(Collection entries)
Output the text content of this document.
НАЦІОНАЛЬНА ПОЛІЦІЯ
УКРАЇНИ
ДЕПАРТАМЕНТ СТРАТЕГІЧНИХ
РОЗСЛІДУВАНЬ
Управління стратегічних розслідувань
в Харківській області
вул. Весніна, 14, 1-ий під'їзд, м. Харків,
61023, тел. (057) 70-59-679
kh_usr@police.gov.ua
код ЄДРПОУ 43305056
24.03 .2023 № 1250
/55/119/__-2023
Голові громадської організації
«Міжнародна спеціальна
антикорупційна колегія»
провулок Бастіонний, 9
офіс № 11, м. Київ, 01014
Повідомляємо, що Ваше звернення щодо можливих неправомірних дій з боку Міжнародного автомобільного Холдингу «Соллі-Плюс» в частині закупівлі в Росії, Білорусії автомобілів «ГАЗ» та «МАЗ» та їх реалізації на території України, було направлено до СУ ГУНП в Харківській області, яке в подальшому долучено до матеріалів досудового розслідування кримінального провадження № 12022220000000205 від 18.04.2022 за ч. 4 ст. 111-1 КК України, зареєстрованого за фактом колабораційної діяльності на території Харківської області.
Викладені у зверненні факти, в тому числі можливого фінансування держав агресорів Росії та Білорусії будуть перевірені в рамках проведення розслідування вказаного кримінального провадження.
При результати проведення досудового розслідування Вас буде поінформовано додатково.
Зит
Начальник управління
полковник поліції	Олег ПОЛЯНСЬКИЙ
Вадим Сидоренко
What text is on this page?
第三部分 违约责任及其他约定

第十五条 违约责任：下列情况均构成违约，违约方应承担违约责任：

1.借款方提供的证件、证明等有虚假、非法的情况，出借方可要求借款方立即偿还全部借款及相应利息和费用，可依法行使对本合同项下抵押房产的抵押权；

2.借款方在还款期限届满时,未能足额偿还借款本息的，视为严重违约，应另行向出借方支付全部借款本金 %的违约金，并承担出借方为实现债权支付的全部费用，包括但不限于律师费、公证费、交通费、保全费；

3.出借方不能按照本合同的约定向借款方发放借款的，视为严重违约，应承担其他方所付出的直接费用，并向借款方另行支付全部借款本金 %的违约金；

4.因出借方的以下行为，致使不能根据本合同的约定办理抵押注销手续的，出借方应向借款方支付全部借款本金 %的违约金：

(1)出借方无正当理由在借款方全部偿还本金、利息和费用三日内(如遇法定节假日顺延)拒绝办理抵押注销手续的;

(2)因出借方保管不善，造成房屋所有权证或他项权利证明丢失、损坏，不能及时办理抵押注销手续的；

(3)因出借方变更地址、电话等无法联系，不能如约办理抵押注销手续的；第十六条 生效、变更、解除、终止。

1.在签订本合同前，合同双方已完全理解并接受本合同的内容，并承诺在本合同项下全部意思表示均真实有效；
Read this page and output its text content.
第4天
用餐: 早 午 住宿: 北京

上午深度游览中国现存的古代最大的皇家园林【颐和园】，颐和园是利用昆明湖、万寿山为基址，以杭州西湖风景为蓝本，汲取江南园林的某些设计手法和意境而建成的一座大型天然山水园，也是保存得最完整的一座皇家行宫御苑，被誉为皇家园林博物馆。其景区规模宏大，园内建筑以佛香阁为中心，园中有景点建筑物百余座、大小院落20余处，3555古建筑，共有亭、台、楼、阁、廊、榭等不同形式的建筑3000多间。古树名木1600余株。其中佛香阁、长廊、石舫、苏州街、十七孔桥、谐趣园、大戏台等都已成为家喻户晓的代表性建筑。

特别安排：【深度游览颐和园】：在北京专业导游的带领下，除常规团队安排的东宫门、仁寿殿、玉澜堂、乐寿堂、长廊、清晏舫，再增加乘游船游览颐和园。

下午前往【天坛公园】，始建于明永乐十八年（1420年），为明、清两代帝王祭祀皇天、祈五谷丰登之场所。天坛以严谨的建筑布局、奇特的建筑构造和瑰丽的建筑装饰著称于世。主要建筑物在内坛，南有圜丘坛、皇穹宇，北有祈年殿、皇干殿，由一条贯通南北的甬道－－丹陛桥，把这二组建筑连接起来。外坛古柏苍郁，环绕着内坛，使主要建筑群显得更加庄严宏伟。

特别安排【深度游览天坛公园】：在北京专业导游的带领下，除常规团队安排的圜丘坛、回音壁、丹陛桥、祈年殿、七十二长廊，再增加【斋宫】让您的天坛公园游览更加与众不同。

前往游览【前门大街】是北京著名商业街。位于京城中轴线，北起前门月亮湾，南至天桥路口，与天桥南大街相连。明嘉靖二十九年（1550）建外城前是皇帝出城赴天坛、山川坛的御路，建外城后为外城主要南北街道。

#### [What to do]
Using the data above, repeat every line exactly.

#### [Complete answer]
Output the text content of this document.
НАЦІОНАЛЬНА ПОЛІЦІЯ
УКРАЇНИ
ДЕПАРТАМЕНТ СТРАТЕГІЧНИХ
РОЗСЛІДУВАНЬ
Управління стратегічних розслідувань
в Харківській області
вул. Весніна, 14, 1-ий під'їзд, м. Харків,
61023, тел. (057) 70-59-679
kh_usr@police.gov.ua
код ЄДРПОУ 43305056
24.03 .2023 № 1250
/55/119/__-2023
Голові громадської організації
«Міжнародна спеціальна
антикорупційна колегія»
провулок Бастіонний, 9
офіс № 11, м. Київ, 01014
Повідомляємо, що Ваше звернення щодо можливих неправомірних дій з боку Міжнародного автомобільного Холдингу «Соллі-Плюс» в частині закупівлі в Росії, Білорусії автомобілів «ГАЗ» та «МАЗ» та їх реалізації на території України, було направлено до СУ ГУНП в Харківській області, яке в подальшому долучено до матеріалів досудового розслідування кримінального провадження № 12022220000000205 від 18.04.2022 за ч. 4 ст. 111-1 КК України, зареєстрованого за фактом колабораційної діяльності на території Харківської області.
Викладені у зверненні факти, в тому числі можливого фінансування держав агресорів Росії та Білорусії будуть перевірені в рамках проведення розслідування вказаного кримінального провадження.
При результати проведення досудового розслідування Вас буде поінформовано додатково.
Зит
Начальник управління
полковник поліції	Олег ПОЛЯНСЬКИЙ
Вадим Сидоренко
What text is on this page?
第三部分 违约责任及其他约定

第十五条 违约责任：下列情况均构成违约，违约方应承担违约责任：

1.借款方提供的证件、证明等有虚假、非法的情况，出借方可要求借款方立即偿还全部借款及相应利息和费用，可依法行使对本合同项下抵押房产的抵押权；

2.借款方在还款期限届满时,未能足额偿还借款本息的，视为严重违约，应另行向出借方支付全部借款本金 %的违约金，并承担出借方为实现债权支付的全部费用，包括但不限于律师费、公证费、交通费、保全费；

3.出借方不能按照本合同的约定向借款方发放借款的，视为严重违约，应承担其他方所付出的直接费用，并向借款方另行支付全部借款本金 %的违约金；

4.因出借方的以下行为，致使不能根据本合同的约定办理抵押注销手续的，出借方应向借款方支付全部借款本金 %的违约金：

(1)出借方无正当理由在借款方全部偿还本金、利息和费用三日内(如遇法定节假日顺延)拒绝办理抵押注销手续的;

(2)因出借方保管不善，造成房屋所有权证或他项权利证明丢失、损坏，不能及时办理抵押注销手续的；

(3)因出借方变更地址、电话等无法联系，不能如约办理抵押注销手续的；第十六条 生效、变更、解除、终止。

1.在签订本合同前，合同双方已完全理解并接受本合同的内容，并承诺在本合同项下全部意思表示均真实有效；
Read this page and output its text content.
第4天
用餐: 早 午 住宿: 北京

上午深度游览中国现存的古代最大的皇家园林【颐和园】，颐和园是利用昆明湖、万寿山为基址，以杭州西湖风景为蓝本，汲取江南园林的某些设计手法和意境而建成的一座大型天然山水园，也是保存得最完整的一座皇家行宫御苑，被誉为皇家园林博物馆。其景区规模宏大，园内建筑以佛香阁为中心，园中有景点建筑物百余座、大小院落20余处，3555古建筑，共有亭、台、楼、阁、廊、榭等不同形式的建筑3000多间。古树名木1600余株。其中佛香阁、长廊、石舫、苏州街、十七孔桥、谐趣园、大戏台等都已成为家喻户晓的代表性建筑。

特别安排：【深度游览颐和园】：在北京专业导游的带领下，除常规团队安排的东宫门、仁寿殿、玉澜堂、乐寿堂、长廊、清晏舫，再增加乘游船游览颐和园。

下午前往【天坛公园】，始建于明永乐十八年（1420年），为明、清两代帝王祭祀皇天、祈五谷丰登之场所。天坛以严谨的建筑布局、奇特的建筑构造和瑰丽的建筑装饰著称于世。主要建筑物在内坛，南有圜丘坛、皇穹宇，北有祈年殿、皇干殿，由一条贯通南北的甬道－－丹陛桥，把这二组建筑连接起来。外坛古柏苍郁，环绕着内坛，使主要建筑群显得更加庄严宏伟。

特别安排【深度游览天坛公园】：在北京专业导游的带领下，除常规团队安排的圜丘坛、回音壁、丹陛桥、祈年殿、七十二长廊，再增加【斋宫】让您的天坛公园游览更加与众不同。

前往游览【前门大街】是北京著名商业街。位于京城中轴线，北起前门月亮湾，南至天桥路口，与天桥南大街相连。明嘉靖二十九年（1550）建外城前是皇帝出城赴天坛、山川坛的御路，建外城后为外城主要南北街道。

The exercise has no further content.